* PROBLEM TO SOLVE: Extract all of the entries and set them down verbatim.
-- DATASET EXCERPTS start --
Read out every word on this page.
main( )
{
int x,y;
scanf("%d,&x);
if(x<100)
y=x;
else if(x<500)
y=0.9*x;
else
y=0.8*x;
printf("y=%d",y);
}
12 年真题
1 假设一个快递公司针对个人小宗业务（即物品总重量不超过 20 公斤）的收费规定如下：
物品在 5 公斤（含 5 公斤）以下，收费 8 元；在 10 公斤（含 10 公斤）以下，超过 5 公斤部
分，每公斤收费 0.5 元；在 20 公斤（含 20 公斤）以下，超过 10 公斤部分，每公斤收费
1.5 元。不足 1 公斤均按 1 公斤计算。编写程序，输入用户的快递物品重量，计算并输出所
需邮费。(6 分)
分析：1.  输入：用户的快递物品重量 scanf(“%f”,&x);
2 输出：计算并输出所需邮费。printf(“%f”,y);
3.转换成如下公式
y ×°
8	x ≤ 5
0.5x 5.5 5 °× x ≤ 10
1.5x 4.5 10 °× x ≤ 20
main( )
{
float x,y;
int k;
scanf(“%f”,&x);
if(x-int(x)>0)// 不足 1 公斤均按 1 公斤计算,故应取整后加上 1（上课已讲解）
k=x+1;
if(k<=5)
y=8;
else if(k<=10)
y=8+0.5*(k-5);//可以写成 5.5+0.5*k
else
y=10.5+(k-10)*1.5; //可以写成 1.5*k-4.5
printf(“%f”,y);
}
-- DATASET EXCERPTS end --
* SOLUTION TO THIS TASK:
Read out every word on this page.
main( )
{
int x,y;
scanf("%d,&x);
if(x<100)
y=x;
else if(x<500)
y=0.9*x;
else
y=0.8*x;
printf("y=%d",y);
}
12 年真题
1 假设一个快递公司针对个人小宗业务（即物品总重量不超过 20 公斤）的收费规定如下：
物品在 5 公斤（含 5 公斤）以下，收费 8 元；在 10 公斤（含 10 公斤）以下，超过 5 公斤部
分，每公斤收费 0.5 元；在 20 公斤（含 20 公斤）以下，超过 10 公斤部分，每公斤收费
1.5 元。不足 1 公斤均按 1 公斤计算。编写程序，输入用户的快递物品重量，计算并输出所
需邮费。(6 分)
分析：1.  输入：用户的快递物品重量 scanf(“%f”,&x);
2 输出：计算并输出所需邮费。printf(“%f”,y);
3.转换成如下公式
y ×°
8	x ≤ 5
0.5x 5.5 5 °× x ≤ 10
1.5x 4.5 10 °× x ≤ 20
main( )
{
float x,y;
int k;
scanf(“%f”,&x);
if(x-int(x)>0)// 不足 1 公斤均按 1 公斤计算,故应取整后加上 1（上课已讲解）
k=x+1;
if(k<=5)
y=8;
else if(k<=10)
y=8+0.5*(k-5);//可以写成 5.5+0.5*k
else
y=10.5+(k-10)*1.5; //可以写成 1.5*k-4.5
printf(“%f”,y);
}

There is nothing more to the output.